**Text passage:**
::::

BUILD Large NAS with various recycled hardware for ESXi

Status
Not open for further replies.
Joined
Apr 28, 2015
Messages
3
Dear forum,

This is my first post here, and I've spent a good deal of time reading before making this post.

I am attempting to build a large FreeNAS system for the purpose of being a datastore for ESXi. The hardware I have at my disposal is a bit of a hodge-podge of recycled components, but at least has some potential for performance. I'd like to post the build specs here and would be very grateful if more experienced FreeNAS users could give me a sanity check and/or suggest configuration specs for this system.

Here's the hardware list:

Server:
Dell PowerEdge 810
4x Intel(R) Xeon(R) CPU X7560 @ 2.27GHz (total 32 cores, 64 threads)
64GB DDR3 ECC RAM
2x 4Gb Dual port fiberchannel HBAs (4 ports)
3x NetApp DS14-MKII Drive shelves populated with HITACHI HUA721010KLA33SX A90A (42 disks total)
4 port PCI Intel 1GB NIC (NOT using the Dell Broadcom NICs as they seem to really hate FreeBSD)

The way I currently have them set up is with redundant multipathing, so there are 4 paths to each physical disk.

Some of my questions:

1) Would this hardware be capable of supporting a few dozen VMs?
2) Is there any way of monitoring drive shelf status (power supply, fans, etc) within FreeNAS?
3) If this system would be theoretically capable of handling this type of load, what partioning and pool scheme would you recommend for so many drives?

Thank you for your consideration, and I apologize if any of my questions are redundant to those already answered on this board (I couldn't find any).

Regards,

Jamie
 

marbus90

Guru
Joined
Aug 2, 2014
Messages
818
1) I suppose so. If it's slow, throw RAM at the problerm.
2) no clue, I don't even know if FreeNAS supports FC initiator mode properly. There's a supermicro controller card with its own IPMI chipset to run random supermicro chassis in JBOD mode. SAS DAS storage to the FreeNAS host is certainly preferable. IIRC it's around $300-$400 for a 24bay supermicro plus $100 for said controller card (powers on the PSUs in the chassis, controls fans etc, the Expander external connection is handled separately)

::::

**Given request a:** In the forum thread, how many disks are in the drive shelves?

::::

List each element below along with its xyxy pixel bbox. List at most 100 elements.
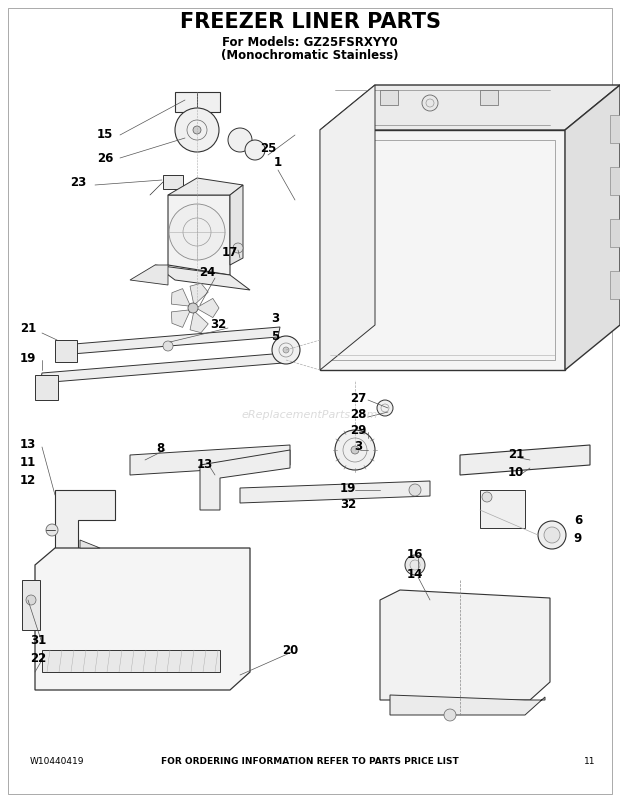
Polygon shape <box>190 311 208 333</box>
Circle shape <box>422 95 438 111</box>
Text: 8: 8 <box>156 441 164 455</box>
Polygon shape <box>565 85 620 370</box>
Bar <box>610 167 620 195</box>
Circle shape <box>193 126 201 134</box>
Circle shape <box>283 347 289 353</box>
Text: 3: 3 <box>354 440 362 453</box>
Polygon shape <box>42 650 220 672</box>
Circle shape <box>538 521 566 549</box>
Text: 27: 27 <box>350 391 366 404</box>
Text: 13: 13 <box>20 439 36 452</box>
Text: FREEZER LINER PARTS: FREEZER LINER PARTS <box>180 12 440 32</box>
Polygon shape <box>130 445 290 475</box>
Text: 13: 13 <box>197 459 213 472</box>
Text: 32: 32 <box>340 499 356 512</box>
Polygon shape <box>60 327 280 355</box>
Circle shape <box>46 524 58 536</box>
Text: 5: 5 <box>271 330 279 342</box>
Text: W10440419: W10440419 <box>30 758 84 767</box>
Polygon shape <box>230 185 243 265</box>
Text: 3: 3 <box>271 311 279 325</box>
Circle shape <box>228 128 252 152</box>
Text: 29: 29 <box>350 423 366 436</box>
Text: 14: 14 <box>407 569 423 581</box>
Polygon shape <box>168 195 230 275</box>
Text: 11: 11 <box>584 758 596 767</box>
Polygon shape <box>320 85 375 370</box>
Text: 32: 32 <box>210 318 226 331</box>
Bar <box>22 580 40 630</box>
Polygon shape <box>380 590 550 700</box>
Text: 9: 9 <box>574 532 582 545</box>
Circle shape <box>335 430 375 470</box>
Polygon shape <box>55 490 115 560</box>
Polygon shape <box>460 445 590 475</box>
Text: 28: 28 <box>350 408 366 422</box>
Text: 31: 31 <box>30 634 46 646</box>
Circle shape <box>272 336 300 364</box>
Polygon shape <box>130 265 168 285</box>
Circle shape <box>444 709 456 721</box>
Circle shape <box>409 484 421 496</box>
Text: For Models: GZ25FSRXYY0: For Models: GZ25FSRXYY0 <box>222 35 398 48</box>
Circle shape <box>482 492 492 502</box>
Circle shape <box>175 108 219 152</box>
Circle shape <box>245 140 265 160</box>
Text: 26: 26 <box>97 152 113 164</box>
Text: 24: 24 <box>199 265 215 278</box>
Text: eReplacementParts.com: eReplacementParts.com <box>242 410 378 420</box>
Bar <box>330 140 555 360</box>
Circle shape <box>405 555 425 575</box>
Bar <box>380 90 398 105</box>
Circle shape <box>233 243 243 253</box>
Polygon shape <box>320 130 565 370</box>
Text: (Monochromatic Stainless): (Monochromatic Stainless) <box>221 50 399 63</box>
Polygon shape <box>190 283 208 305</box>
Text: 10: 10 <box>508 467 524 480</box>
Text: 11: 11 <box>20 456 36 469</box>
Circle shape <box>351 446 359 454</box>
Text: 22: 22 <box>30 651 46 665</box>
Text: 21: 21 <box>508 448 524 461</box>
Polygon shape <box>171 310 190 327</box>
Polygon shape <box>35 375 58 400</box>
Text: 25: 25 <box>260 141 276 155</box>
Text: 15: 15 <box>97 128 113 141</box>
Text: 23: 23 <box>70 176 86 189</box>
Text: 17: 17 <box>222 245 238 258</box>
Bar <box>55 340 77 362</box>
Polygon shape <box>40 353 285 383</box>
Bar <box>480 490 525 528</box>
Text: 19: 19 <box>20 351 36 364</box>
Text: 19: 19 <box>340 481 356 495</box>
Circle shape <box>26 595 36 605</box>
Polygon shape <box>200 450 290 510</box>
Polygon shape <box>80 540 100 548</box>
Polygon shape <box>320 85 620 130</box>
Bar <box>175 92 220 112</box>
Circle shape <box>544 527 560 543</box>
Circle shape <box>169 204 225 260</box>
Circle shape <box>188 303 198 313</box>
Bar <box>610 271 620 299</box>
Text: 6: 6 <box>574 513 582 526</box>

::::

**Given request b:** Copy the entries from the line that has "Polygon shape <box>190 311 208 333</box>" through the line that has "Polygon shape <box>130 265 168 285</box>", swapping "Circle shape" for "Round shape" and leaving everything else the same.

**Complete answer a:** 42 disks in total.

**Complete answer b:**
Polygon shape <box>190 311 208 333</box>
Round shape <box>422 95 438 111</box>
Text: 8: 8 <box>156 441 164 455</box>
Polygon shape <box>565 85 620 370</box>
Bar <box>610 167 620 195</box>
Round shape <box>193 126 201 134</box>
Round shape <box>283 347 289 353</box>
Text: 3: 3 <box>354 440 362 453</box>
Polygon shape <box>42 650 220 672</box>
Round shape <box>538 521 566 549</box>
Text: 27: 27 <box>350 391 366 404</box>
Text: 13: 13 <box>20 439 36 452</box>
Text: FREEZER LINER PARTS: FREEZER LINER PARTS <box>180 12 440 32</box>
Polygon shape <box>130 445 290 475</box>
Text: 13: 13 <box>197 459 213 472</box>
Text: 32: 32 <box>340 499 356 512</box>
Polygon shape <box>60 327 280 355</box>
Round shape <box>46 524 58 536</box>
Text: 5: 5 <box>271 330 279 342</box>
Text: W10440419: W10440419 <box>30 758 84 767</box>
Polygon shape <box>230 185 243 265</box>
Text: 3: 3 <box>271 311 279 325</box>
Round shape <box>228 128 252 152</box>
Text: 29: 29 <box>350 423 366 436</box>
Text: 14: 14 <box>407 569 423 581</box>
Polygon shape <box>168 195 230 275</box>
Text: 11: 11 <box>584 758 596 767</box>
Polygon shape <box>320 85 375 370</box>
Text: 32: 32 <box>210 318 226 331</box>
Bar <box>22 580 40 630</box>
Polygon shape <box>380 590 550 700</box>
Text: 9: 9 <box>574 532 582 545</box>
Round shape <box>335 430 375 470</box>
Polygon shape <box>55 490 115 560</box>
Polygon shape <box>460 445 590 475</box>
Text: 28: 28 <box>350 408 366 422</box>
Text: 31: 31 <box>30 634 46 646</box>
Round shape <box>272 336 300 364</box>
Polygon shape <box>130 265 168 285</box>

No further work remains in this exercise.